→ Task description
Every line from the one containing "OCR this image." to the final line of the material below must be reproduced exactly; leave out all other lines.
-- START OF Exercise material --
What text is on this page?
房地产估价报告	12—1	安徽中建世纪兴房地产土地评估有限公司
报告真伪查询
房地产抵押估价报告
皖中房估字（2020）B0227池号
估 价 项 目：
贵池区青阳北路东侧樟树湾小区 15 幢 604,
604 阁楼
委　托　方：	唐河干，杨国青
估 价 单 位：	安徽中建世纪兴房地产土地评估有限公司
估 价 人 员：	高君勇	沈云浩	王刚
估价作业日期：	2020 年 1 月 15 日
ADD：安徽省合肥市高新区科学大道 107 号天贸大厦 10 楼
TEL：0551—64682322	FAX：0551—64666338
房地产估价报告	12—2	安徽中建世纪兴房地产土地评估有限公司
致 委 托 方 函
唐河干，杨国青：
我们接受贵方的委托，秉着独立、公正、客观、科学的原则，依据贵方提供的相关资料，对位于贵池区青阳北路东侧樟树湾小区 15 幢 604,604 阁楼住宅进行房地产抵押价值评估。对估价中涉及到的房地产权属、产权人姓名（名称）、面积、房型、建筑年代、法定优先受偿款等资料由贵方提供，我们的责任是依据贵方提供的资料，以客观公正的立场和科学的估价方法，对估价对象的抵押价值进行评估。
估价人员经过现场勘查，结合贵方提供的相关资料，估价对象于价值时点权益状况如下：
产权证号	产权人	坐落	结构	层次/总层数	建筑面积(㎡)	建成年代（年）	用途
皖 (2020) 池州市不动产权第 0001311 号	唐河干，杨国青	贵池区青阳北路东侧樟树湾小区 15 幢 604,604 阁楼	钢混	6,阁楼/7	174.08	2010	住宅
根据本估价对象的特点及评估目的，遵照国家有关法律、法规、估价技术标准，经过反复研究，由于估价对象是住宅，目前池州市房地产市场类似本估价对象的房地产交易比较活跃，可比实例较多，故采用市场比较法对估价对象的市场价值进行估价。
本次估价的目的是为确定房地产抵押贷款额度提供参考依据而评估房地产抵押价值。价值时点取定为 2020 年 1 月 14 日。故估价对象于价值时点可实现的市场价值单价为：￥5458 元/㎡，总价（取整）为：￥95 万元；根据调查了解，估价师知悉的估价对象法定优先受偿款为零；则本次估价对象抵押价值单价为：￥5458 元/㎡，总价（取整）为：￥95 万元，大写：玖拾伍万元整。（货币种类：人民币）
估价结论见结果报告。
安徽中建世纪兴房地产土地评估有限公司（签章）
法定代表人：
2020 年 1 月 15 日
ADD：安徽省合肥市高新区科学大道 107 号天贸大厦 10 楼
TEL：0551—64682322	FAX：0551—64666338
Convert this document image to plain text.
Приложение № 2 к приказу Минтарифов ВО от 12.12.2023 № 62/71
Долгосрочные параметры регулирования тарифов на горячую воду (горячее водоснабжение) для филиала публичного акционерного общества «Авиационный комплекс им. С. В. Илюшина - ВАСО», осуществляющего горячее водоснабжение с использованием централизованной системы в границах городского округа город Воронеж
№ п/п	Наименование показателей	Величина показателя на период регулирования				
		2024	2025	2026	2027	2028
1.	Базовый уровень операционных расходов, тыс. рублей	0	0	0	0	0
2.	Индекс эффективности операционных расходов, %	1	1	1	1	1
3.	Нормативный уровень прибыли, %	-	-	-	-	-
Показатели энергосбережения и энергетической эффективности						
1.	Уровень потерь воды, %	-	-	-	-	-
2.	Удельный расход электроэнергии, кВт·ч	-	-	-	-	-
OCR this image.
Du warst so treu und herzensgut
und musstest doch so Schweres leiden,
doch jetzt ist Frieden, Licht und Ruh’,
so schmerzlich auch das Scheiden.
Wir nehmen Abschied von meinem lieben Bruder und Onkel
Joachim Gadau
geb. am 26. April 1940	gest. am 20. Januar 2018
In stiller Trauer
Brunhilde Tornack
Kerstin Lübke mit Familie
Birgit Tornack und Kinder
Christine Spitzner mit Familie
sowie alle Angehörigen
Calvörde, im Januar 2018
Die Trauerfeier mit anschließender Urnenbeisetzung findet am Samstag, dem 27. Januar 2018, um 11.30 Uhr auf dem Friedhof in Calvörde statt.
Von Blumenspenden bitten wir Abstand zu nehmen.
-- END OF Exercise material --
→ Response below
OCR this image.
Du warst so treu und herzensgut
und musstest doch so Schweres leiden,
doch jetzt ist Frieden, Licht und Ruh’,
so schmerzlich auch das Scheiden.
Wir nehmen Abschied von meinem lieben Bruder und Onkel
Joachim Gadau
geb. am 26. April 1940	gest. am 20. Januar 2018
In stiller Trauer
Brunhilde Tornack
Kerstin Lübke mit Familie
Birgit Tornack und Kinder
Christine Spitzner mit Familie
sowie alle Angehörigen
Calvörde, im Januar 2018
Die Trauerfeier mit anschließender Urnenbeisetzung findet am Samstag, dem 27. Januar 2018, um 11.30 Uhr auf dem Friedhof in Calvörde statt.
Von Blumenspenden bitten wir Abstand zu nehmen.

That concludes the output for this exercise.